# EXTRACTED RECORDS
───

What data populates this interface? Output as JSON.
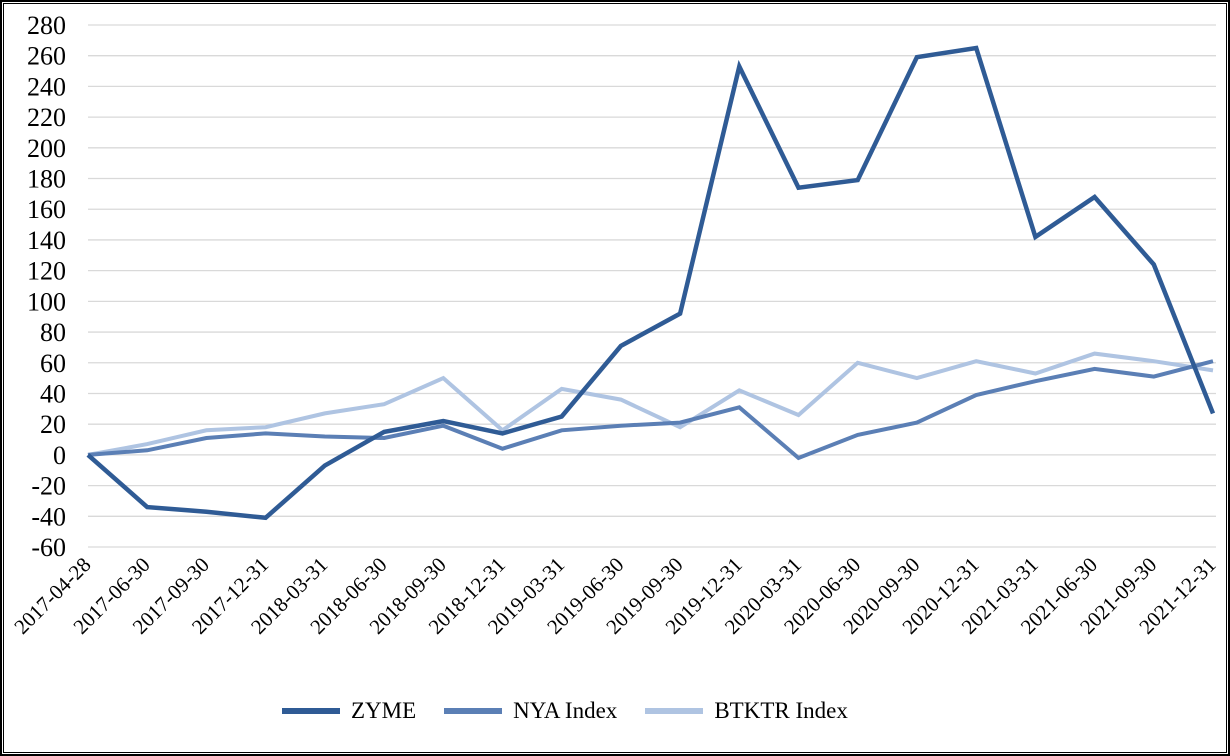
{
  "chart_data": {
    "type": "line",
    "title": "",
    "xlabel": "",
    "ylabel": "",
    "x_categories": [
      "2017-04-28",
      "2017-06-30",
      "2017-09-30",
      "2017-12-31",
      "2018-03-31",
      "2018-06-30",
      "2018-09-30",
      "2018-12-31",
      "2019-03-31",
      "2019-06-30",
      "2019-09-30",
      "2019-12-31",
      "2020-03-31",
      "2020-06-30",
      "2020-09-30",
      "2020-12-31",
      "2021-03-31",
      "2021-06-30",
      "2021-09-30",
      "2021-12-31"
    ],
    "series": [
      {
        "name": "ZYME",
        "color": "#2F5B95",
        "line_width": 4.5,
        "values": [
          0,
          -34,
          -37,
          -41,
          -7,
          15,
          22,
          14,
          25,
          71,
          92,
          253,
          174,
          179,
          259,
          265,
          142,
          168,
          124,
          27
        ]
      },
      {
        "name": "NYA Index",
        "color": "#5B7FB5",
        "line_width": 4,
        "values": [
          0,
          3,
          11,
          14,
          12,
          11,
          19,
          4,
          16,
          19,
          21,
          31,
          -2,
          13,
          21,
          39,
          48,
          56,
          51,
          61
        ]
      },
      {
        "name": "BTKTR Index",
        "color": "#AFC4E2",
        "line_width": 4,
        "values": [
          0,
          7,
          16,
          18,
          27,
          33,
          50,
          16,
          43,
          36,
          18,
          42,
          26,
          60,
          50,
          61,
          53,
          66,
          61,
          55
        ]
      }
    ],
    "ylim": [
      -60,
      280
    ],
    "ytick_step": 20,
    "grid": "horizontal-only",
    "gridline_color": "#D9D9D9",
    "axis_text_color": "#000000",
    "legend_position": "bottom"
  }
}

───

Look through the material above and pick out each line holding the word "name".

        "name": "ZYME",
        "name": "NYA Index",
        "name": "BTKTR Index",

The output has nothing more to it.